------ Listed entries ------

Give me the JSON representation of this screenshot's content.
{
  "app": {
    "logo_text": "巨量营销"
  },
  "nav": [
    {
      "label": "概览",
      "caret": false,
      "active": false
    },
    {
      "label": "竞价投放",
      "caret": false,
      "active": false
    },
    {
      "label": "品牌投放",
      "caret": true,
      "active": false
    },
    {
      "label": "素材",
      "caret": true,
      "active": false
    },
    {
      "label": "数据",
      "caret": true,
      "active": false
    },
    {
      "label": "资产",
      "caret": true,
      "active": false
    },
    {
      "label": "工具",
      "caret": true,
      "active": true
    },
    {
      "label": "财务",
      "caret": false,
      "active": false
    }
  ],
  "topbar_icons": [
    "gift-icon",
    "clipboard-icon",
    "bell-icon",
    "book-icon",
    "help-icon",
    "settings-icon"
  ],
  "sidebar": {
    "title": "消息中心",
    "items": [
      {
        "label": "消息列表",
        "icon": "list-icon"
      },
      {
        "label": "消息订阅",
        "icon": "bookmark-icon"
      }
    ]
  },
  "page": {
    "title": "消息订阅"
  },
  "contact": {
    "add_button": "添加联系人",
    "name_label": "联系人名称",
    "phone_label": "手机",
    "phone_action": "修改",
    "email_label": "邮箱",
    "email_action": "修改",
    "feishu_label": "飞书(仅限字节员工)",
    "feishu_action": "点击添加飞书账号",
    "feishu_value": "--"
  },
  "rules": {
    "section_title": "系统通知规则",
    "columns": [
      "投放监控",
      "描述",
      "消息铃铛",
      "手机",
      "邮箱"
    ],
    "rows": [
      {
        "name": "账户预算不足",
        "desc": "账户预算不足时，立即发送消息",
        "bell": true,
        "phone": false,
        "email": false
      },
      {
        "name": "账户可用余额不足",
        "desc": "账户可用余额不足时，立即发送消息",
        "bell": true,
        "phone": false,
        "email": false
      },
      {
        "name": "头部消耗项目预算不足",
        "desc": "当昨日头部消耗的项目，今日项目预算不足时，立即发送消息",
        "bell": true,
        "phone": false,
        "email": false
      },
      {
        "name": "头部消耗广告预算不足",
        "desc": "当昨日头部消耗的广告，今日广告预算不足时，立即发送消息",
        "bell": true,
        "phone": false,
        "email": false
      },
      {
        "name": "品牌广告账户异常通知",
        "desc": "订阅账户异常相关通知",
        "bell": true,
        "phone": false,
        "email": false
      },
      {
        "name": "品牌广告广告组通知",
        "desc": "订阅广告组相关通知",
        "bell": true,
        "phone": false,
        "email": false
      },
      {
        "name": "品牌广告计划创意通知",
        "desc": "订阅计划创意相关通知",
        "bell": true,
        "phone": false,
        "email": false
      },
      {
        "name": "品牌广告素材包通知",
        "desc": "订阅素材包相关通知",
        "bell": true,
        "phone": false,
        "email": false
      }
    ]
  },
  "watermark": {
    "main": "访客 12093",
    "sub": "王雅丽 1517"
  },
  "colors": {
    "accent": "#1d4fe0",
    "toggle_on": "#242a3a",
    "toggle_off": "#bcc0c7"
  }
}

------

* Job: Write out every line exactly as it stands.

* Worked answer:
Give me the JSON representation of this screenshot's content.
{
  "app": {
    "logo_text": "巨量营销"
  },
  "nav": [
    {
      "label": "概览",
      "caret": false,
      "active": false
    },
    {
      "label": "竞价投放",
      "caret": false,
      "active": false
    },
    {
      "label": "品牌投放",
      "caret": true,
      "active": false
    },
    {
      "label": "素材",
      "caret": true,
      "active": false
    },
    {
      "label": "数据",
      "caret": true,
      "active": false
    },
    {
      "label": "资产",
      "caret": true,
      "active": false
    },
    {
      "label": "工具",
      "caret": true,
      "active": true
    },
    {
      "label": "财务",
      "caret": false,
      "active": false
    }
  ],
  "topbar_icons": [
    "gift-icon",
    "clipboard-icon",
    "bell-icon",
    "book-icon",
    "help-icon",
    "settings-icon"
  ],
  "sidebar": {
    "title": "消息中心",
    "items": [
      {
        "label": "消息列表",
        "icon": "list-icon"
      },
      {
        "label": "消息订阅",
        "icon": "bookmark-icon"
      }
    ]
  },
  "page": {
    "title": "消息订阅"
  },
  "contact": {
    "add_button": "添加联系人",
    "name_label": "联系人名称",
    "phone_label": "手机",
    "phone_action": "修改",
    "email_label": "邮箱",
    "email_action": "修改",
    "feishu_label": "飞书(仅限字节员工)",
    "feishu_action": "点击添加飞书账号",
    "feishu_value": "--"
  },
  "rules": {
    "section_title": "系统通知规则",
    "columns": [
      "投放监控",
      "描述",
      "消息铃铛",
      "手机",
      "邮箱"
    ],
    "rows": [
      {
        "name": "账户预算不足",
        "desc": "账户预算不足时，立即发送消息",
        "bell": true,
        "phone": false,
        "email": false
      },
      {
        "name": "账户可用余额不足",
        "desc": "账户可用余额不足时，立即发送消息",
        "bell": true,
        "phone": false,
        "email": false
      },
      {
        "name": "头部消耗项目预算不足",
        "desc": "当昨日头部消耗的项目，今日项目预算不足时，立即发送消息",
        "bell": true,
        "phone": false,
        "email": false
      },
      {
        "name": "头部消耗广告预算不足",
        "desc": "当昨日头部消耗的广告，今日广告预算不足时，立即发送消息",
        "bell": true,
        "phone": false,
        "email": false
      },
      {
        "name": "品牌广告账户异常通知",
        "desc": "订阅账户异常相关通知",
        "bell": true,
        "phone": false,
        "email": false
      },
      {
        "name": "品牌广告广告组通知",
        "desc": "订阅广告组相关通知",
        "bell": true,
        "phone": false,
        "email": false
      },
      {
        "name": "品牌广告计划创意通知",
        "desc": "订阅计划创意相关通知",
        "bell": true,
        "phone": false,
        "email": false
      },
      {
        "name": "品牌广告素材包通知",
        "desc": "订阅素材包相关通知",
        "bell": true,
        "phone": false,
        "email": false
      }
    ]
  },
  "watermark": {
    "main": "访客 12093",
    "sub": "王雅丽 1517"
  },
  "colors": {
    "accent": "#1d4fe0",
    "toggle_on": "#242a3a",
    "toggle_off": "#bcc0c7"
  }
}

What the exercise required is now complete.